■ INFORMATION GIVEN

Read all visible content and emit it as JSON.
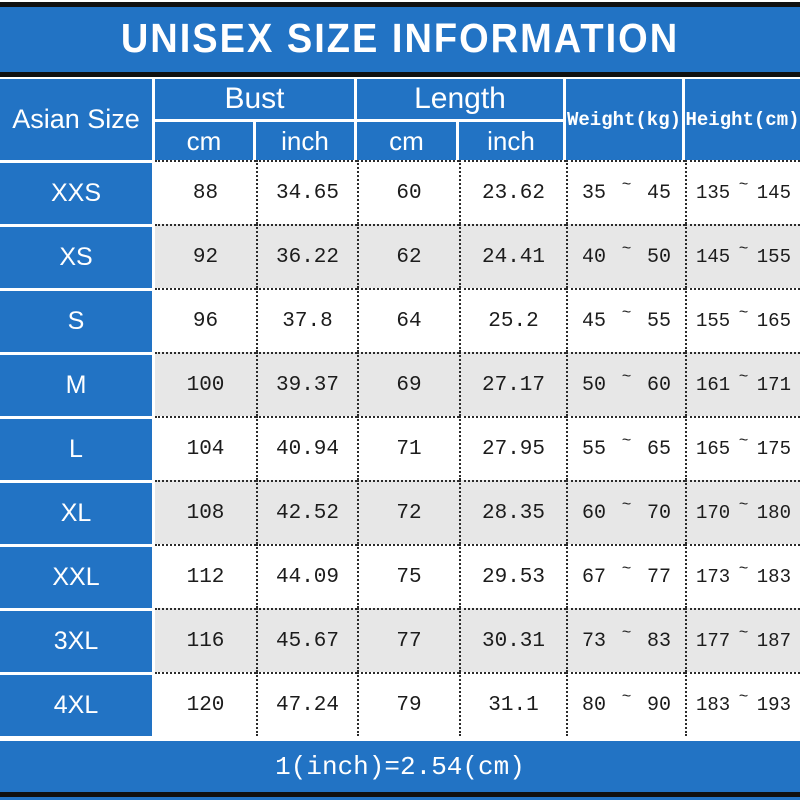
{
  "title": "UNISEX SIZE INFORMATION",
  "footer": {
    "note": "1(inch)=2.54(cm)"
  },
  "colors": {
    "accent_blue": "#2273c4",
    "row_alt_gray": "#e7e7e7",
    "border_dark": "#2b2b2b",
    "bar_black": "#101010",
    "text_white": "#ffffff"
  },
  "table": {
    "tilde": "~",
    "headers": {
      "size": "Asian Size",
      "bust": "Bust",
      "length": "Length",
      "weight": "Weight(kg)",
      "height": "Height(cm)",
      "unit_cm": "cm",
      "unit_inch": "inch"
    },
    "rows": [
      {
        "size": "XXS",
        "bust_cm": "88",
        "bust_inch": "34.65",
        "length_cm": "60",
        "length_inch": "23.62",
        "weight_min": "35",
        "weight_max": "45",
        "height_min": "135",
        "height_max": "145"
      },
      {
        "size": "XS",
        "bust_cm": "92",
        "bust_inch": "36.22",
        "length_cm": "62",
        "length_inch": "24.41",
        "weight_min": "40",
        "weight_max": "50",
        "height_min": "145",
        "height_max": "155"
      },
      {
        "size": "S",
        "bust_cm": "96",
        "bust_inch": "37.8",
        "length_cm": "64",
        "length_inch": "25.2",
        "weight_min": "45",
        "weight_max": "55",
        "height_min": "155",
        "height_max": "165"
      },
      {
        "size": "M",
        "bust_cm": "100",
        "bust_inch": "39.37",
        "length_cm": "69",
        "length_inch": "27.17",
        "weight_min": "50",
        "weight_max": "60",
        "height_min": "161",
        "height_max": "171"
      },
      {
        "size": "L",
        "bust_cm": "104",
        "bust_inch": "40.94",
        "length_cm": "71",
        "length_inch": "27.95",
        "weight_min": "55",
        "weight_max": "65",
        "height_min": "165",
        "height_max": "175"
      },
      {
        "size": "XL",
        "bust_cm": "108",
        "bust_inch": "42.52",
        "length_cm": "72",
        "length_inch": "28.35",
        "weight_min": "60",
        "weight_max": "70",
        "height_min": "170",
        "height_max": "180"
      },
      {
        "size": "XXL",
        "bust_cm": "112",
        "bust_inch": "44.09",
        "length_cm": "75",
        "length_inch": "29.53",
        "weight_min": "67",
        "weight_max": "77",
        "height_min": "173",
        "height_max": "183"
      },
      {
        "size": "3XL",
        "bust_cm": "116",
        "bust_inch": "45.67",
        "length_cm": "77",
        "length_inch": "30.31",
        "weight_min": "73",
        "weight_max": "83",
        "height_min": "177",
        "height_max": "187"
      },
      {
        "size": "4XL",
        "bust_cm": "120",
        "bust_inch": "47.24",
        "length_cm": "79",
        "length_inch": "31.1",
        "weight_min": "80",
        "weight_max": "90",
        "height_min": "183",
        "height_max": "193"
      }
    ]
  },
  "chart_data": {
    "type": "table",
    "title": "UNISEX SIZE INFORMATION",
    "columns": [
      "Asian Size",
      "Bust cm",
      "Bust inch",
      "Length cm",
      "Length inch",
      "Weight(kg)",
      "Height(cm)"
    ],
    "rows": [
      [
        "XXS",
        88,
        34.65,
        60,
        23.62,
        "35~45",
        "135~145"
      ],
      [
        "XS",
        92,
        36.22,
        62,
        24.41,
        "40~50",
        "145~155"
      ],
      [
        "S",
        96,
        37.8,
        64,
        25.2,
        "45~55",
        "155~165"
      ],
      [
        "M",
        100,
        39.37,
        69,
        27.17,
        "50~60",
        "161~171"
      ],
      [
        "L",
        104,
        40.94,
        71,
        27.95,
        "55~65",
        "165~175"
      ],
      [
        "XL",
        108,
        42.52,
        72,
        28.35,
        "60~70",
        "170~180"
      ],
      [
        "XXL",
        112,
        44.09,
        75,
        29.53,
        "67~77",
        "173~183"
      ],
      [
        "3XL",
        116,
        45.67,
        77,
        30.31,
        "73~83",
        "177~187"
      ],
      [
        "4XL",
        120,
        47.24,
        79,
        31.1,
        "80~90",
        "183~193"
      ]
    ],
    "annotations": [
      "1(inch)=2.54(cm)"
    ]
  }
}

■ WHAT IS EXPECTED
Give back each entry exactly as it appears, with no pictures.

■ TASK ANSWER
Read all visible content and emit it as JSON.
{
  "title": "UNISEX SIZE INFORMATION",
  "footer": {
    "note": "1(inch)=2.54(cm)"
  },
  "colors": {
    "accent_blue": "#2273c4",
    "row_alt_gray": "#e7e7e7",
    "border_dark": "#2b2b2b",
    "bar_black": "#101010",
    "text_white": "#ffffff"
  },
  "table": {
    "tilde": "~",
    "headers": {
      "size": "Asian Size",
      "bust": "Bust",
      "length": "Length",
      "weight": "Weight(kg)",
      "height": "Height(cm)",
      "unit_cm": "cm",
      "unit_inch": "inch"
    },
    "rows": [
      {
        "size": "XXS",
        "bust_cm": "88",
        "bust_inch": "34.65",
        "length_cm": "60",
        "length_inch": "23.62",
        "weight_min": "35",
        "weight_max": "45",
        "height_min": "135",
        "height_max": "145"
      },
      {
        "size": "XS",
        "bust_cm": "92",
        "bust_inch": "36.22",
        "length_cm": "62",
        "length_inch": "24.41",
        "weight_min": "40",
        "weight_max": "50",
        "height_min": "145",
        "height_max": "155"
      },
      {
        "size": "S",
        "bust_cm": "96",
        "bust_inch": "37.8",
        "length_cm": "64",
        "length_inch": "25.2",
        "weight_min": "45",
        "weight_max": "55",
        "height_min": "155",
        "height_max": "165"
      },
      {
        "size": "M",
        "bust_cm": "100",
        "bust_inch": "39.37",
        "length_cm": "69",
        "length_inch": "27.17",
        "weight_min": "50",
        "weight_max": "60",
        "height_min": "161",
        "height_max": "171"
      },
      {
        "size": "L",
        "bust_cm": "104",
        "bust_inch": "40.94",
        "length_cm": "71",
        "length_inch": "27.95",
        "weight_min": "55",
        "weight_max": "65",
        "height_min": "165",
        "height_max": "175"
      },
      {
        "size": "XL",
        "bust_cm": "108",
        "bust_inch": "42.52",
        "length_cm": "72",
        "length_inch": "28.35",
        "weight_min": "60",
        "weight_max": "70",
        "height_min": "170",
        "height_max": "180"
      },
      {
        "size": "XXL",
        "bust_cm": "112",
        "bust_inch": "44.09",
        "length_cm": "75",
        "length_inch": "29.53",
        "weight_min": "67",
        "weight_max": "77",
        "height_min": "173",
        "height_max": "183"
      },
      {
        "size": "3XL",
        "bust_cm": "116",
        "bust_inch": "45.67",
        "length_cm": "77",
        "length_inch": "30.31",
        "weight_min": "73",
        "weight_max": "83",
        "height_min": "177",
        "height_max": "187"
      },
      {
        "size": "4XL",
        "bust_cm": "120",
        "bust_inch": "47.24",
        "length_cm": "79",
        "length_inch": "31.1",
        "weight_min": "80",
        "weight_max": "90",
        "height_min": "183",
        "height_max": "193"
      }
    ]
  },
  "chart_data": {
    "type": "table",
    "title": "UNISEX SIZE INFORMATION",
    "columns": [
      "Asian Size",
      "Bust cm",
      "Bust inch",
      "Length cm",
      "Length inch",
      "Weight(kg)",
      "Height(cm)"
    ],
    "rows": [
      [
        "XXS",
        88,
        34.65,
        60,
        23.62,
        "35~45",
        "135~145"
      ],
      [
        "XS",
        92,
        36.22,
        62,
        24.41,
        "40~50",
        "145~155"
      ],
      [
        "S",
        96,
        37.8,
        64,
        25.2,
        "45~55",
        "155~165"
      ],
      [
        "M",
        100,
        39.37,
        69,
        27.17,
        "50~60",
        "161~171"
      ],
      [
        "L",
        104,
        40.94,
        71,
        27.95,
        "55~65",
        "165~175"
      ],
      [
        "XL",
        108,
        42.52,
        72,
        28.35,
        "60~70",
        "170~180"
      ],
      [
        "XXL",
        112,
        44.09,
        75,
        29.53,
        "67~77",
        "173~183"
      ],
      [
        "3XL",
        116,
        45.67,
        77,
        30.31,
        "73~83",
        "177~187"
      ],
      [
        "4XL",
        120,
        47.24,
        79,
        31.1,
        "80~90",
        "183~193"
      ]
    ],
    "annotations": [
      "1(inch)=2.54(cm)"
    ]
  }
}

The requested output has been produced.